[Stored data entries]
════
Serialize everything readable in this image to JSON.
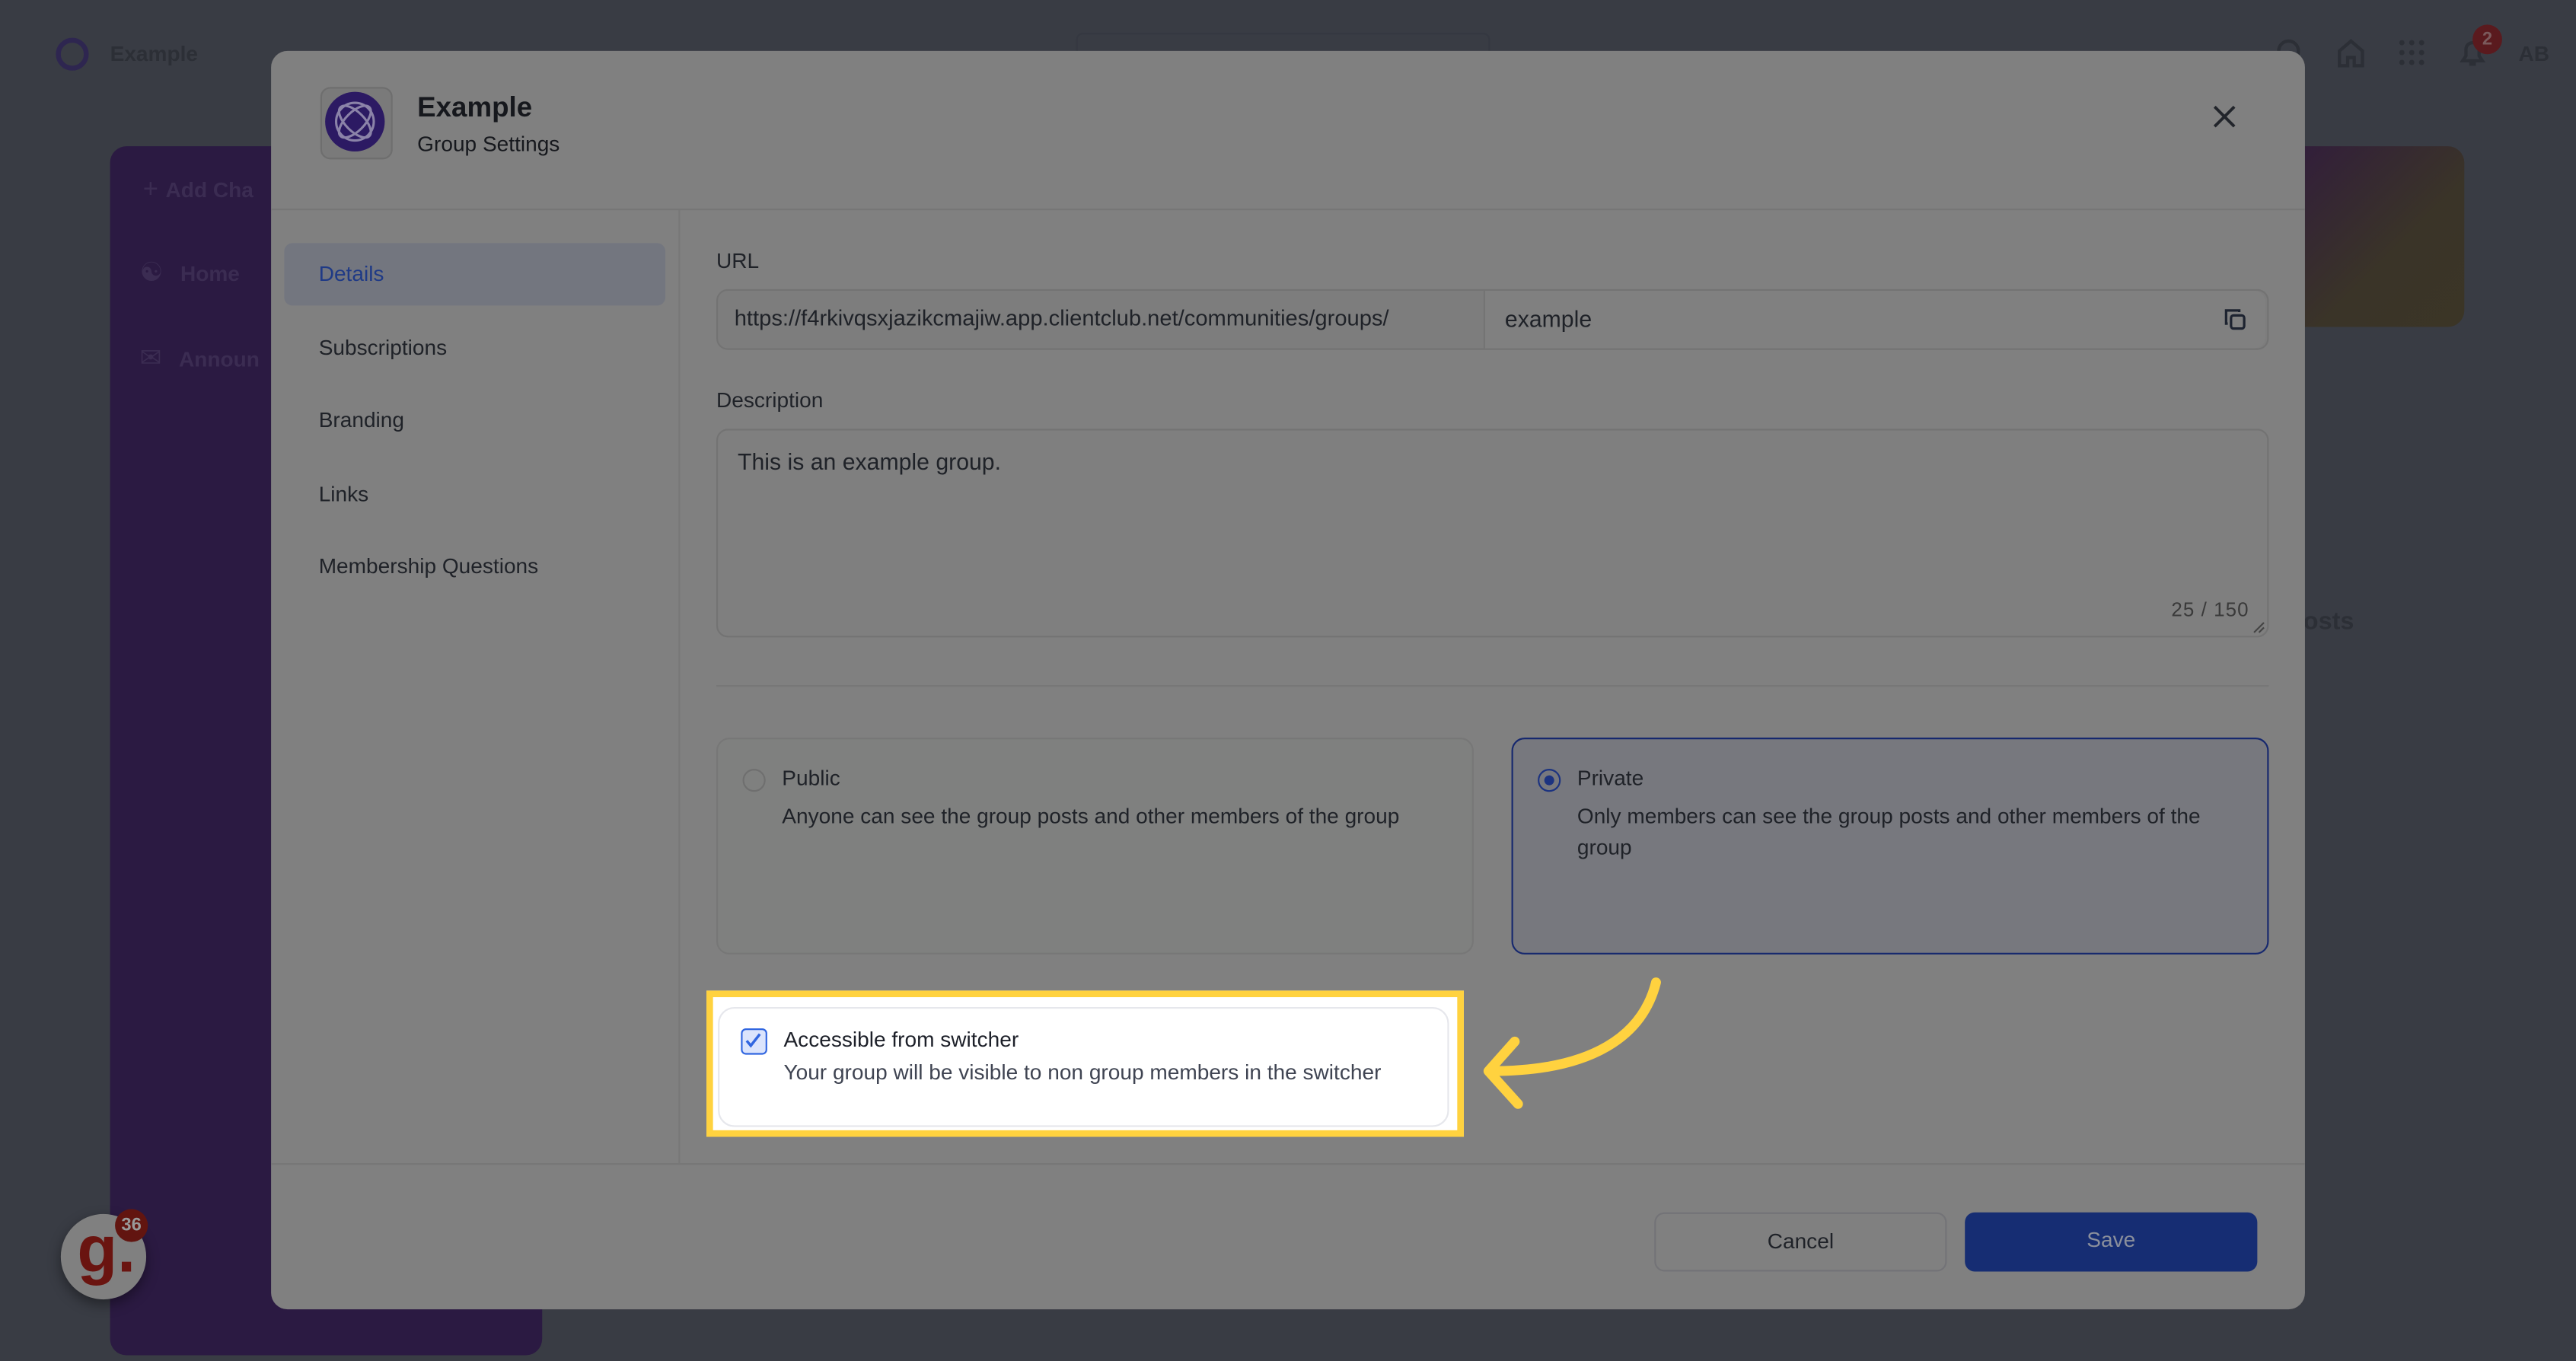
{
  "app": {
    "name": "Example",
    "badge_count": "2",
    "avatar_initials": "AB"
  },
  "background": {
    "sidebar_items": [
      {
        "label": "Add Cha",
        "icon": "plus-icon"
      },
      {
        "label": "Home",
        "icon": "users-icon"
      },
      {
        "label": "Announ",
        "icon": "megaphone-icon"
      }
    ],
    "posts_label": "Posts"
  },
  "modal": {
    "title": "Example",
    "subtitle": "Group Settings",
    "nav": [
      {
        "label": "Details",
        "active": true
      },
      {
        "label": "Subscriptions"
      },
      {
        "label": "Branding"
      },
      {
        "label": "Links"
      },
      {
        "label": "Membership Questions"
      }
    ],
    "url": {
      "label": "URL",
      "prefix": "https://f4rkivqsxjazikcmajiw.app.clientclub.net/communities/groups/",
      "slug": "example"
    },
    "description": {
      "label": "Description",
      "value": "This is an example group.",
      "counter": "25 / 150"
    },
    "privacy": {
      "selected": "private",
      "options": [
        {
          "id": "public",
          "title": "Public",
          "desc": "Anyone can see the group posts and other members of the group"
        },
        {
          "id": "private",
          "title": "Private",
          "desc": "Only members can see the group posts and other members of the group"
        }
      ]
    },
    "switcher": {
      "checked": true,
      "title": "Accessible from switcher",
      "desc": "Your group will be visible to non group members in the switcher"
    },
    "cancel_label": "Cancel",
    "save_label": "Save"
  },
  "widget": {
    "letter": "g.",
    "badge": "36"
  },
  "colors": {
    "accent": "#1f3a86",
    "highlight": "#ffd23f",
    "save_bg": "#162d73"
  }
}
════
- [Work to be completed]
Transcribe each entry above exactly, apart from the pictures.

- [Task solution]
Serialize everything readable in this image to JSON.
{
  "app": {
    "name": "Example",
    "badge_count": "2",
    "avatar_initials": "AB"
  },
  "background": {
    "sidebar_items": [
      {
        "label": "Add Cha",
        "icon": "plus-icon"
      },
      {
        "label": "Home",
        "icon": "users-icon"
      },
      {
        "label": "Announ",
        "icon": "megaphone-icon"
      }
    ],
    "posts_label": "Posts"
  },
  "modal": {
    "title": "Example",
    "subtitle": "Group Settings",
    "nav": [
      {
        "label": "Details",
        "active": true
      },
      {
        "label": "Subscriptions"
      },
      {
        "label": "Branding"
      },
      {
        "label": "Links"
      },
      {
        "label": "Membership Questions"
      }
    ],
    "url": {
      "label": "URL",
      "prefix": "https://f4rkivqsxjazikcmajiw.app.clientclub.net/communities/groups/",
      "slug": "example"
    },
    "description": {
      "label": "Description",
      "value": "This is an example group.",
      "counter": "25 / 150"
    },
    "privacy": {
      "selected": "private",
      "options": [
        {
          "id": "public",
          "title": "Public",
          "desc": "Anyone can see the group posts and other members of the group"
        },
        {
          "id": "private",
          "title": "Private",
          "desc": "Only members can see the group posts and other members of the group"
        }
      ]
    },
    "switcher": {
      "checked": true,
      "title": "Accessible from switcher",
      "desc": "Your group will be visible to non group members in the switcher"
    },
    "cancel_label": "Cancel",
    "save_label": "Save"
  },
  "widget": {
    "letter": "g.",
    "badge": "36"
  },
  "colors": {
    "accent": "#1f3a86",
    "highlight": "#ffd23f",
    "save_bg": "#162d73"
  }
}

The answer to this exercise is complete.